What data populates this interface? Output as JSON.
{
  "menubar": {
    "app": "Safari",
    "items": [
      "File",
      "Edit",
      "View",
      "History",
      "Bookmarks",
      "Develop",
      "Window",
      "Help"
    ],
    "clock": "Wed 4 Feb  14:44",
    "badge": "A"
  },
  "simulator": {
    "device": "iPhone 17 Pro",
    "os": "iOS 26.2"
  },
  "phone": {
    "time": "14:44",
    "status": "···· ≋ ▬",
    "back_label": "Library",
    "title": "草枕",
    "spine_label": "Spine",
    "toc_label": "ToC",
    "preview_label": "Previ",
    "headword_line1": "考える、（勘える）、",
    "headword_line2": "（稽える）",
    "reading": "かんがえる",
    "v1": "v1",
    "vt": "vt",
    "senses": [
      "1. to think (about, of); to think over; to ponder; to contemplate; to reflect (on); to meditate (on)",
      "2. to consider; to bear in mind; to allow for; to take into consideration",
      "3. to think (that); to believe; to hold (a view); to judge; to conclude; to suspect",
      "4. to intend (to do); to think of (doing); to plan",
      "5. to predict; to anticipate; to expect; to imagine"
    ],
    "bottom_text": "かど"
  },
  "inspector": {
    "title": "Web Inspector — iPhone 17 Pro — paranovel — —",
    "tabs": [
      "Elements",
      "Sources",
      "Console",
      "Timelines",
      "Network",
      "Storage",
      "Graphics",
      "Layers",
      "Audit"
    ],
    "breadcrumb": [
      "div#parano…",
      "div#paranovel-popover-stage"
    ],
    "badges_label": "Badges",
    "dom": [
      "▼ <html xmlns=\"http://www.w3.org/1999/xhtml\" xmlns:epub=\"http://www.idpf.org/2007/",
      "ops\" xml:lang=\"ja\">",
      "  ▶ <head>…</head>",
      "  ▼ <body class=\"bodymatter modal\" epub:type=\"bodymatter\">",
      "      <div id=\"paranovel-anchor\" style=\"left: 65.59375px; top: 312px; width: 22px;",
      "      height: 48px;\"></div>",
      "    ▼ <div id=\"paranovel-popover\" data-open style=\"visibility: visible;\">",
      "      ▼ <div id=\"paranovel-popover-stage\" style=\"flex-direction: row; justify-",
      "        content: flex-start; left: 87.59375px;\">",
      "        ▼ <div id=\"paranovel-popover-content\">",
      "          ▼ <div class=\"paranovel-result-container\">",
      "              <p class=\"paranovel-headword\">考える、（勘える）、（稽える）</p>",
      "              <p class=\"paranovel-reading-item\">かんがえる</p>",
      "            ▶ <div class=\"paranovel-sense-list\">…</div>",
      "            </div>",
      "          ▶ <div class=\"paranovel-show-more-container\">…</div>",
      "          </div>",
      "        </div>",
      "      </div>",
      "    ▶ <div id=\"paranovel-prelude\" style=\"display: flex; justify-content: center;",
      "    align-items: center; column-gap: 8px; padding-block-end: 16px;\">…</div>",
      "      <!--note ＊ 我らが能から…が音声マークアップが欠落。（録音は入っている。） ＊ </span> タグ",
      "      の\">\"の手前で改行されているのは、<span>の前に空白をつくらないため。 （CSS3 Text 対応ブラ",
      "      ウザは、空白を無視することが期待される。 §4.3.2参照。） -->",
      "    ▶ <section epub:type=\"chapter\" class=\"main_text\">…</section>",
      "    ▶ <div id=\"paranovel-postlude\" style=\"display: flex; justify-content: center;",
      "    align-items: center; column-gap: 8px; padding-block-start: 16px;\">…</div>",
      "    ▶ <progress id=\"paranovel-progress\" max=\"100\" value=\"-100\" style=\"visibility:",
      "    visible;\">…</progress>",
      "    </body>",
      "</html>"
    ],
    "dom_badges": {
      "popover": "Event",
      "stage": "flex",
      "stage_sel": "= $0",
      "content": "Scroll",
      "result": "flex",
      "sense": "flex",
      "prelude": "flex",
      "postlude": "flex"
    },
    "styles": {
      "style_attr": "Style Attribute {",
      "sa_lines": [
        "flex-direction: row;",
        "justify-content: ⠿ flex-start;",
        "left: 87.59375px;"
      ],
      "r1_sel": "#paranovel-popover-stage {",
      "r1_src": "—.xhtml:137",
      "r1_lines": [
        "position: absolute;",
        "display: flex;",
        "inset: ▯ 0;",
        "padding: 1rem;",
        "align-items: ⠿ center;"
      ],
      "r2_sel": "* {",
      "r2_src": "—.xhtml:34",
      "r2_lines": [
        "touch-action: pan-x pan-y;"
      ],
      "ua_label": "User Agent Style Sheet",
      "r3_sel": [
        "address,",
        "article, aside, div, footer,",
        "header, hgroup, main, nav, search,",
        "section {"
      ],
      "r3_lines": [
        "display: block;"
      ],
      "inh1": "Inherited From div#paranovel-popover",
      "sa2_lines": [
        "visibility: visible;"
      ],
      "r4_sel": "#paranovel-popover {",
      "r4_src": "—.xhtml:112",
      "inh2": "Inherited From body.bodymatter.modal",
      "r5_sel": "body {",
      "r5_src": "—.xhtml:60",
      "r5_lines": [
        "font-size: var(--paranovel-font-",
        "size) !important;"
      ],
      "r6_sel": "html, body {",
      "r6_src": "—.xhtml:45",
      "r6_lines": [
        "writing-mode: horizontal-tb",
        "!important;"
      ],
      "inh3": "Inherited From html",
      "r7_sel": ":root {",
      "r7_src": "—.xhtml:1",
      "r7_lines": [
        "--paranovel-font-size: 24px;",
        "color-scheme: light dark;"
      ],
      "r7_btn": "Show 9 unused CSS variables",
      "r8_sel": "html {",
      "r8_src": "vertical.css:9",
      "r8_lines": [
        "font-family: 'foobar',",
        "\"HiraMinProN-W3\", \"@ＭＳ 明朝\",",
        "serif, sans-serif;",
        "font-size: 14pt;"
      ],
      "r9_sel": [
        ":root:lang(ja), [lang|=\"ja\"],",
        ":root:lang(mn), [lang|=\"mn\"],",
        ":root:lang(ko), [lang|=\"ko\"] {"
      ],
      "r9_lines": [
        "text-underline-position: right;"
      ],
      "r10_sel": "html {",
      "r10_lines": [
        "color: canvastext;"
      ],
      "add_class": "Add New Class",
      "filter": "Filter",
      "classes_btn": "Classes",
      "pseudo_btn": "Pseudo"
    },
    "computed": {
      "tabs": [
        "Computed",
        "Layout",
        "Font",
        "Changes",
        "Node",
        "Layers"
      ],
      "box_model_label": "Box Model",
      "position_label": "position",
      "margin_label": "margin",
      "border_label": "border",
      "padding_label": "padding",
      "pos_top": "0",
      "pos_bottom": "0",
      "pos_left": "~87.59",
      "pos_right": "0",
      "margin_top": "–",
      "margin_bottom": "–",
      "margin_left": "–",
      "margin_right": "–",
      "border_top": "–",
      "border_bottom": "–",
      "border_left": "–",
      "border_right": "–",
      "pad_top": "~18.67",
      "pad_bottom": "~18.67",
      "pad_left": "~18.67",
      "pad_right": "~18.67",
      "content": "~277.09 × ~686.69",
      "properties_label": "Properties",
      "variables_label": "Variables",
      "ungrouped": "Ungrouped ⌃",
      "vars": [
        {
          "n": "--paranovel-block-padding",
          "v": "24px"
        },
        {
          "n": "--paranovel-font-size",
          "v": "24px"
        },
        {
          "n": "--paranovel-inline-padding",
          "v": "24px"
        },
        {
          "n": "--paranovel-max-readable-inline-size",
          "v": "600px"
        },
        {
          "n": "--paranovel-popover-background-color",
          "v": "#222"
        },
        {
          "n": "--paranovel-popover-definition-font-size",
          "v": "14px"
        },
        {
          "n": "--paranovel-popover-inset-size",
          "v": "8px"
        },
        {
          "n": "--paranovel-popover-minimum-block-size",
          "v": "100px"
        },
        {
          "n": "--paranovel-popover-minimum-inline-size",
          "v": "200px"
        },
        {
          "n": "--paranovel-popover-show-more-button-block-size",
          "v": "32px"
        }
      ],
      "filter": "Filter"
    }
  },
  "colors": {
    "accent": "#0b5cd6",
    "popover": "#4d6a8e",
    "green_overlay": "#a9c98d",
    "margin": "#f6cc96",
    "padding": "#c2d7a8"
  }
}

···

▶ _Requirements_: Copy out every line of the data that includes the word "display".

▶ _Written answer_:
      "    ▶ <div id=\"paranovel-prelude\" style=\"display: flex; justify-content: center;",
      "    ▶ <div id=\"paranovel-postlude\" style=\"display: flex; justify-content: center;",
        "display: flex;",
        "display: block;"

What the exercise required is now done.